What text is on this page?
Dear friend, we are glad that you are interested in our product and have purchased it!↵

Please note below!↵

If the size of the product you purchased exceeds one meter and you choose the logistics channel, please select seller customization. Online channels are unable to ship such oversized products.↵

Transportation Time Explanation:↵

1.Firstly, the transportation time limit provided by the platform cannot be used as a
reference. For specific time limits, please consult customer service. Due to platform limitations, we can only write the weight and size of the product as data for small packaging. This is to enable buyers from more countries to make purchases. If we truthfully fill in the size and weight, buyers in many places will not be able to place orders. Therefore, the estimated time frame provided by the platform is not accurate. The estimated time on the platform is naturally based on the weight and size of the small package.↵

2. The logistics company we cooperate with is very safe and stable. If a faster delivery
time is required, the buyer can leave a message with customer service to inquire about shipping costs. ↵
───
• _Exercise brief_:
Where a line holds the string "with", copy that line.

• _Final result_:
2. The logistics company we cooperate with is very safe and stable. If a faster delivery
time is required, the buyer can leave a message with customer service to inquire about shipping costs. ↵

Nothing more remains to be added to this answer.